▶ _GIVEN DATA_:
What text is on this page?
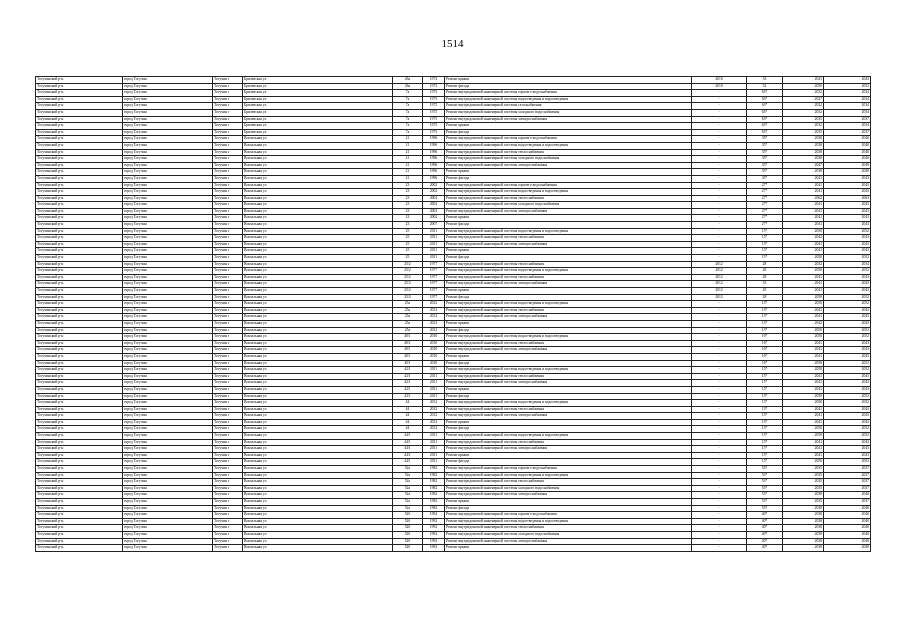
1514
Тогучинский р-н	город Тогучин	Тогучин г	Брилевская ул	26а	1972	Ремонт крыши	2010	33	2041	2043
Тогучинский р-н	город Тогучин	Тогучин г	Брилевская ул	26а	1972	Ремонт фасада	2010	32	2050	2052
Тогучинский р-н	город Тогучин	Тогучин г	Брилевская ул	7а	1975	Ремонт внутридомовой инженерной системы горячего водоснабжения	-	63*	2032	2034
Тогучинский р-н	город Тогучин	Тогучин г	Брилевская ул	7а	1975	Ремонт внутридомовой инженерной системы водоотведения и водоотведения	-	63*	2027	2034
Тогучинский р-н	город Тогучин	Тогучин г	Брилевская ул	7а	1975	Ремонт внутридомовой инженерной системы газоснабжения	-	63*	2022	2034
Тогучинский р-н	город Тогучин	Тогучин г	Брилевская ул	7а	1975	Ремонт внутридомовой инженерной системы холодного водоснабжения	-	63*	2032	2034
Тогучинский р-н	город Тогучин	Тогучин г	Брилевская ул	7а	1975	Ремонт внутридомовой инженерной системы электроснабжения	-	63*	2035	2037
Тогучинский р-н	город Тогучин	Тогучин г	Брилевская ул	7а	1975	Ремонт крыши	-	63*	2032	2034
Тогучинский р-н	город Тогучин	Тогучин г	Брилевская ул	7а	1975	Ремонт фасада	-	63*	2035	2037
Тогучинский р-н	город Тогучин	Тогучин г	Вокзальная ул	21	1996	Ремонт внутридомовой инженерной системы горячего водоснабжения	-	35*	2038	2040
Тогучинский р-н	город Тогучин	Тогучин г	Вокзальная ул	21	1996	Ремонт внутридомовой инженерной системы водоотведения и водоотведения	-	35*	2038	2040
Тогучинский р-н	город Тогучин	Тогучин г	Вокзальная ул	21	1996	Ремонт внутридомовой инженерной системы теплоснабжения	-	35*	2038	2040
Тогучинский р-н	город Тогучин	Тогучин г	Вокзальная ул	21	1996	Ремонт внутридомовой инженерной системы холодного водоснабжения	-	35*	2038	2040
Тогучинский р-н	город Тогучин	Тогучин г	Вокзальная ул	21	1996	Ремонт внутридомовой инженерной системы электроснабжения	-	35*	2047	2049
Тогучинский р-н	город Тогучин	Тогучин г	Вокзальная ул	21	1996	Ремонт крыши	-	35*	2038	2040
Тогучинский р-н	город Тогучин	Тогучин г	Вокзальная ул	21	1996	Ремонт фасада	-	35*	2041	2043
Тогучинский р-н	город Тогучин	Тогучин г	Вокзальная ул	23	2002	Ремонт внутридомовой инженерной системы горячего водоснабжения	-	27*	2041	2043
Тогучинский р-н	город Тогучин	Тогучин г	Вокзальная ул	23	2002	Ремонт внутридомовой инженерной системы водоотведения и водоотведения	-	27*	2041	2043
Тогучинский р-н	город Тогучин	Тогучин г	Вокзальная ул	23	2002	Ремонт внутридомовой инженерной системы теплоснабжения	-	27*	2062	2063
Тогучинский р-н	город Тогучин	Тогучин г	Вокзальная ул	23	2002	Ремонт внутридомовой инженерной системы холодного водоснабжения	-	27*	2041	2043
Тогучинский р-н	город Тогучин	Тогучин г	Вокзальная ул	23	2002	Ремонт внутридомовой инженерной системы электроснабжения	-	27*	2041	2043
Тогучинский р-н	город Тогучин	Тогучин г	Вокзальная ул	23	2002	Ремонт крыши	-	27*	2041	2043
Тогучинский р-н	город Тогучин	Тогучин г	Вокзальная ул	23	2007	Ремонт фасада	-	27*	2041	2043
Тогучинский р-н	город Тогучин	Тогучин г	Вокзальная ул	25	2011	Ремонт внутридомовой инженерной системы водоотведения и водоотведения	-	15*	2050	2052
Тогучинский р-н	город Тогучин	Тогучин г	Вокзальная ул	25	2011	Ремонт внутридомовой инженерной системы теплоснабжения	-	15*	2042	2043
Тогучинский р-н	город Тогучин	Тогучин г	Вокзальная ул	25	2011	Ремонт внутридомовой инженерной системы электроснабжения	-	15*	2041	2043
Тогучинский р-н	город Тогучин	Тогучин г	Вокзальная ул	25	2011	Ремонт крыши	-	15*	2041	2043
Тогучинский р-н	город Тогучин	Тогучин г	Вокзальная ул	25	2011	Ремонт фасада	-	15*	2050	2052
Тогучинский р-н	город Тогучин	Тогучин г	Вокзальная ул	25/2	1977	Ремонт внутридомовой инженерной системы теплоснабжения	2012	28	2032	2034
Тогучинский р-н	город Тогучин	Тогучин г	Вокзальная ул	25/2	1977	Ремонт внутридомовой инженерной системы водоотведения и водоотведения	2012	28	2050	2052
Тогучинский р-н	город Тогучин	Тогучин г	Вокзальная ул	25/2	1977	Ремонт внутридомовой инженерной системы теплоснабжения	2012	28	2041	2043
Тогучинский р-н	город Тогучин	Тогучин г	Вокзальная ул	25/2	1977	Ремонт внутридомовой инженерной системы электроснабжения	2012	33	2041	2043
Тогучинский р-н	город Тогучин	Тогучин г	Вокзальная ул	25/2	1977	Ремонт крыши	2012	45	2041	2043
Тогучинский р-н	город Тогучин	Тогучин г	Вокзальная ул	25/2	1977	Ремонт фасада	2012	28	2050	2052
Тогучинский р-н	город Тогучин	Тогучин г	Вокзальная ул	25а	2012	Ремонт внутридомовой инженерной системы водоотведения и водоотведения	-	13*	2050	2052
Тогучинский р-н	город Тогучин	Тогучин г	Вокзальная ул	25а	2012	Ремонт внутридомовой инженерной системы теплоснабжения	-	13*	2041	2043
Тогучинский р-н	город Тогучин	Тогучин г	Вокзальная ул	25а	2012	Ремонт внутридомовой инженерной системы электроснабжения	-	13*	2041	2043
Тогучинский р-н	город Тогучин	Тогучин г	Вокзальная ул	25а	2012	Ремонт крыши	-	13*	2042	2043
Тогучинский р-н	город Тогучин	Тогучин г	Вокзальная ул	25а	2012	Ремонт фасада	-	13*	2050	2052
Тогучинский р-н	город Тогучин	Тогучин г	Вокзальная ул	40/1	2010	Ремонт внутридомовой инженерной системы водоотведения и водоотведения	-	16*	2050	2052
Тогучинский р-н	город Тогучин	Тогучин г	Вокзальная ул	40/1	2010	Ремонт внутридомовой инженерной системы теплоснабжения	-	16*	2041	2043
Тогучинский р-н	город Тогучин	Тогучин г	Вокзальная ул	40/1	2010	Ремонт внутридомовой инженерной системы электроснабжения	-	16*	2041	2043
Тогучинский р-н	город Тогучин	Тогучин г	Вокзальная ул	40/1	2010	Ремонт крыши	-	16*	2041	2043
Тогучинский р-н	город Тогучин	Тогучин г	Вокзальная ул	40/1	2010	Ремонт фасада	-	16*	2050	2052
Тогучинский р-н	город Тогучин	Тогучин г	Вокзальная ул	42/1	2011	Ремонт внутридомовой инженерной системы водоотведения и водоотведения	-	15*	2050	2052
Тогучинский р-н	город Тогучин	Тогучин г	Вокзальная ул	42/1	2011	Ремонт внутридомовой инженерной системы теплоснабжения	-	15*	2041	2043
Тогучинский р-н	город Тогучин	Тогучин г	Вокзальная ул	42/1	2011	Ремонт внутридомовой инженерной системы электроснабжения	-	15*	2041	2043
Тогучинский р-н	город Тогучин	Тогучин г	Вокзальная ул	42/1	2011	Ремонт крыши	-	15*	2041	2043
Тогучинский р-н	город Тогучин	Тогучин г	Вокзальная ул	42/1	2011	Ремонт фасада	-	15*	2050	2052
Тогучинский р-н	город Тогучин	Тогучин г	Вокзальная ул	44	2012	Ремонт внутридомовой инженерной системы водоотведения и водоотведения	-	13*	2050	2052
Тогучинский р-н	город Тогучин	Тогучин г	Вокзальная ул	44	2012	Ремонт внутридомовой инженерной системы теплоснабжения	-	13*	2041	2043
Тогучинский р-н	город Тогучин	Тогучин г	Вокзальная ул	44	2012	Ремонт внутридомовой инженерной системы электроснабжения	-	13*	2041	2043
Тогучинский р-н	город Тогучин	Тогучин г	Вокзальная ул	44	2012	Ремонт крыши	-	13*	2041	2043
Тогучинский р-н	город Тогучин	Тогучин г	Вокзальная ул	44	2012	Ремонт фасада	-	13*	2050	2052
Тогучинский р-н	город Тогучин	Тогучин г	Вокзальная ул	44/1	2011	Ремонт внутридомовой инженерной системы водоотведения и водоотведения	-	15*	2050	2052
Тогучинский р-н	город Тогучин	Тогучин г	Вокзальная ул	44/1	2011	Ремонт внутридомовой инженерной системы теплоснабжения	-	15*	2041	2043
Тогучинский р-н	город Тогучин	Тогучин г	Вокзальная ул	44/1	2011	Ремонт внутридомовой инженерной системы электроснабжения	-	15*	2041	2043
Тогучинский р-н	город Тогучин	Тогучин г	Вокзальная ул	44/1	2011	Ремонт крыши	-	15*	2041	2043
Тогучинский р-н	город Тогучин	Тогучин г	Вокзальная ул	44/1	2011	Ремонт фасада	-	15*	2050	2052
Тогучинский р-н	город Тогучин	Тогучин г	Вокзальная ул	52а	1982	Ремонт внутридомовой инженерной системы горячего водоснабжения	-	53*	2035	2037
Тогучинский р-н	город Тогучин	Тогучин г	Вокзальная ул	52а	1982	Ремонт внутридомовой инженерной системы водоотведения и водоотведения	-	53*	2035	2037
Тогучинский р-н	город Тогучин	Тогучин г	Вокзальная ул	52а	1982	Ремонт внутридомовой инженерной системы теплоснабжения	-	53*	2035	2037
Тогучинский р-н	город Тогучин	Тогучин г	Вокзальная ул	52а	1982	Ремонт внутридомовой инженерной системы холодного водоснабжения	-	53*	2035	2037
Тогучинский р-н	город Тогучин	Тогучин г	Вокзальная ул	52а	1982	Ремонт внутридомовой инженерной системы электроснабжения	-	53*	2038	2040
Тогучинский р-н	город Тогучин	Тогучин г	Вокзальная ул	52а	1982	Ремонт крыши	-	53*	2035	2037
Тогучинский р-н	город Тогучин	Тогучин г	Вокзальная ул	52а	1982	Ремонт фасада	-	53*	2038	2040
Тогучинский р-н	город Тогучин	Тогучин г	Вокзальная ул	52б	1992	Ремонт внутридомовой инженерной системы горячего водоснабжения	-	40*	2038	2040
Тогучинский р-н	город Тогучин	Тогучин г	Вокзальная ул	52б	1992	Ремонт внутридомовой инженерной системы водоотведения и водоотведения	-	40*	2038	2040
Тогучинский р-н	город Тогучин	Тогучин г	Вокзальная ул	52б	1992	Ремонт внутридомовой инженерной системы теплоснабжения	-	40*	2038	2040
Тогучинский р-н	город Тогучин	Тогучин г	Вокзальная ул	52б	1992	Ремонт внутридомовой инженерной системы холодного водоснабжения	-	40*	2038	2040
Тогучинский р-н	город Тогучин	Тогучин г	Вокзальная ул	52б	1992	Ремонт внутридомовой инженерной системы электроснабжения	-	40*	2038	2040
Тогучинский р-н	город Тогучин	Тогучин г	Вокзальная ул	52б	1992	Ремонт крыши	-	40*	2038	2040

▶ _PROBLEM_: List each line of the entries that holds the string "холодного".

▶ _SOLUTION_:
Тогучинский р-н	город Тогучин	Тогучин г	Брилевская ул	7а	1975	Ремонт внутридомовой инженерной системы холодного водоснабжения	-	63*	2032	2034
Тогучинский р-н	город Тогучин	Тогучин г	Вокзальная ул	21	1996	Ремонт внутридомовой инженерной системы холодного водоснабжения	-	35*	2038	2040
Тогучинский р-н	город Тогучин	Тогучин г	Вокзальная ул	23	2002	Ремонт внутридомовой инженерной системы холодного водоснабжения	-	27*	2041	2043
Тогучинский р-н	город Тогучин	Тогучин г	Вокзальная ул	52а	1982	Ремонт внутридомовой инженерной системы холодного водоснабжения	-	53*	2035	2037
Тогучинский р-н	город Тогучин	Тогучин г	Вокзальная ул	52б	1992	Ремонт внутридомовой инженерной системы холодного водоснабжения	-	40*	2038	2040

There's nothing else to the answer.